The problem ->
Give the count of lines in the data that include "ylabel", with no other words.

[Data tied to figure images]

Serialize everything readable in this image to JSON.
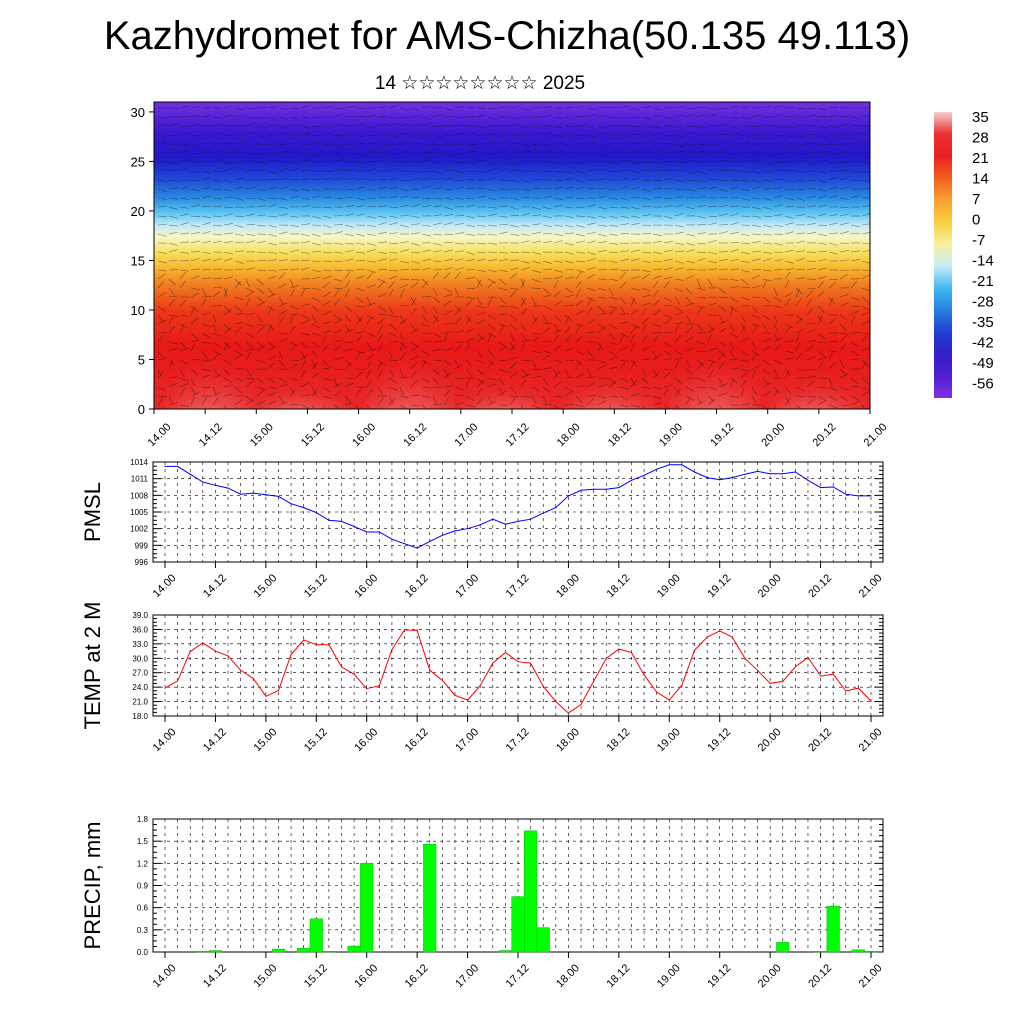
{
  "title": "Kazhydromet for AMS-Chizha(50.135 49.113)",
  "subtitle": "14 ☆☆☆☆☆☆☆☆ 2025",
  "x_tick_labels": [
    "14.00",
    "14.12",
    "15.00",
    "15.12",
    "16.00",
    "16.12",
    "17.00",
    "17.12",
    "18.00",
    "18.12",
    "19.00",
    "19.12",
    "20.00",
    "20.12",
    "21.00"
  ],
  "chart_data": [
    {
      "type": "heatmap",
      "name": "cross-section",
      "ylabel": "",
      "ylim": [
        0,
        31
      ],
      "yticks": [
        0,
        5,
        10,
        15,
        20,
        25,
        30
      ],
      "x_categories": [
        "14.00",
        "14.12",
        "15.00",
        "15.12",
        "16.00",
        "16.12",
        "17.00",
        "17.12",
        "18.00",
        "18.12",
        "19.00",
        "19.12",
        "20.00",
        "20.12",
        "21.00"
      ],
      "colorbar": {
        "labels": [
          "35",
          "28",
          "21",
          "14",
          "7",
          "0",
          "-7",
          "-14",
          "-21",
          "-28",
          "-35",
          "-42",
          "-49",
          "-56"
        ],
        "colors": [
          "#f8d0d0",
          "#e83030",
          "#e82020",
          "#f06020",
          "#f8a030",
          "#f8d040",
          "#f8f0a0",
          "#c8ecf8",
          "#40b8f0",
          "#2880e0",
          "#2040d0",
          "#3020c8",
          "#5020d0",
          "#8030e0"
        ]
      }
    },
    {
      "type": "line",
      "name": "PMSL",
      "ylabel": "PMSL",
      "ylim": [
        996,
        1014
      ],
      "yticks": [
        "996",
        "999",
        "1002",
        "1005",
        "1008",
        "1011",
        "1014"
      ],
      "color": "#0000ff",
      "x": [
        "14.00",
        "14.03",
        "14.06",
        "14.09",
        "14.12",
        "14.15",
        "14.18",
        "14.21",
        "15.00",
        "15.03",
        "15.06",
        "15.09",
        "15.12",
        "15.15",
        "15.18",
        "15.21",
        "16.00",
        "16.03",
        "16.06",
        "16.09",
        "16.12",
        "16.15",
        "16.18",
        "16.21",
        "17.00",
        "17.03",
        "17.06",
        "17.09",
        "17.12",
        "17.15",
        "17.18",
        "17.21",
        "18.00",
        "18.03",
        "18.06",
        "18.09",
        "18.12",
        "18.15",
        "18.18",
        "18.21",
        "19.00",
        "19.03",
        "19.06",
        "19.09",
        "19.12",
        "19.15",
        "19.18",
        "19.21",
        "20.00",
        "20.03",
        "20.06",
        "20.09",
        "20.12",
        "20.15",
        "20.18",
        "20.21",
        "21.00"
      ],
      "values": [
        1013.2,
        1013.2,
        1011.8,
        1010.4,
        1009.8,
        1009.3,
        1008.2,
        1008.4,
        1008.1,
        1007.8,
        1006.5,
        1005.8,
        1004.9,
        1003.5,
        1003.3,
        1002.4,
        1001.4,
        1001.4,
        1000.1,
        999.3,
        998.5,
        999.7,
        1000.8,
        1001.6,
        1002.0,
        1002.7,
        1003.7,
        1002.8,
        1003.3,
        1003.7,
        1004.8,
        1005.8,
        1007.9,
        1008.9,
        1009.1,
        1009.1,
        1009.4,
        1010.7,
        1011.6,
        1012.7,
        1013.5,
        1013.5,
        1012.2,
        1011.2,
        1010.8,
        1011.2,
        1011.8,
        1012.3,
        1011.9,
        1011.9,
        1012.2,
        1010.7,
        1009.4,
        1009.5,
        1008.2,
        1007.9,
        1007.9
      ]
    },
    {
      "type": "line",
      "name": "TEMP at 2 M",
      "ylabel": "TEMP at 2 M",
      "ylim": [
        18,
        39
      ],
      "yticks": [
        "18.0",
        "21.0",
        "24.0",
        "27.0",
        "30.0",
        "33.0",
        "36.0",
        "39.0"
      ],
      "color": "#ff0000",
      "x": [
        "14.00",
        "14.03",
        "14.06",
        "14.09",
        "14.12",
        "14.15",
        "14.18",
        "14.21",
        "15.00",
        "15.03",
        "15.06",
        "15.09",
        "15.12",
        "15.15",
        "15.18",
        "15.21",
        "16.00",
        "16.03",
        "16.06",
        "16.09",
        "16.12",
        "16.15",
        "16.18",
        "16.21",
        "17.00",
        "17.03",
        "17.06",
        "17.09",
        "17.12",
        "17.15",
        "17.18",
        "17.21",
        "18.00",
        "18.03",
        "18.06",
        "18.09",
        "18.12",
        "18.15",
        "18.18",
        "18.21",
        "19.00",
        "19.03",
        "19.06",
        "19.09",
        "19.12",
        "19.15",
        "19.18",
        "19.21",
        "20.00",
        "20.03",
        "20.06",
        "20.09",
        "20.12",
        "20.15",
        "20.18",
        "20.21",
        "21.00"
      ],
      "values": [
        23.8,
        25.3,
        31.4,
        33.2,
        31.5,
        30.5,
        27.5,
        25.8,
        22.1,
        23.3,
        30.8,
        33.8,
        32.8,
        32.8,
        28.2,
        26.7,
        23.7,
        24.3,
        31.8,
        35.9,
        35.8,
        27.5,
        25.4,
        22.3,
        21.3,
        24.3,
        29.0,
        31.2,
        29.3,
        29.0,
        24.2,
        21.0,
        18.6,
        20.4,
        25.2,
        30.0,
        31.9,
        31.2,
        26.5,
        23.0,
        21.3,
        24.4,
        31.7,
        34.4,
        35.7,
        34.4,
        30.0,
        27.5,
        24.8,
        25.2,
        28.2,
        30.2,
        26.3,
        26.7,
        23.2,
        23.8,
        21.1
      ]
    },
    {
      "type": "bar",
      "name": "PRECIP, mm",
      "ylabel": "PRECIP, mm",
      "ylim": [
        0,
        1.8
      ],
      "yticks": [
        "0.0",
        "0.3",
        "0.6",
        "0.9",
        "1.2",
        "1.5",
        "1.8"
      ],
      "color": "#00ff00",
      "x": [
        "14.00",
        "14.03",
        "14.06",
        "14.09",
        "14.12",
        "14.15",
        "14.18",
        "14.21",
        "15.00",
        "15.03",
        "15.06",
        "15.09",
        "15.12",
        "15.15",
        "15.18",
        "15.21",
        "16.00",
        "16.03",
        "16.06",
        "16.09",
        "16.12",
        "16.15",
        "16.18",
        "16.21",
        "17.00",
        "17.03",
        "17.06",
        "17.09",
        "17.12",
        "17.15",
        "17.18",
        "17.21",
        "18.00",
        "18.03",
        "18.06",
        "18.09",
        "18.12",
        "18.15",
        "18.18",
        "18.21",
        "19.00",
        "19.03",
        "19.06",
        "19.09",
        "19.12",
        "19.15",
        "19.18",
        "19.21",
        "20.00",
        "20.03",
        "20.06",
        "20.09",
        "20.12",
        "20.15",
        "20.18",
        "20.21",
        "21.00"
      ],
      "values": [
        0,
        0,
        0,
        0.01,
        0.02,
        0,
        0,
        0,
        0,
        0.04,
        0,
        0.05,
        0.45,
        0.01,
        0,
        0.08,
        1.2,
        0,
        0,
        0,
        0,
        1.46,
        0,
        0,
        0,
        0,
        0,
        0.02,
        0.75,
        1.64,
        0.33,
        0,
        0,
        0,
        0,
        0,
        0,
        0,
        0,
        0,
        0,
        0,
        0,
        0,
        0,
        0,
        0,
        0,
        0,
        0.13,
        0,
        0,
        0.01,
        0.62,
        0,
        0.03,
        0.01
      ]
    }
  ]
}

Task answer ->
4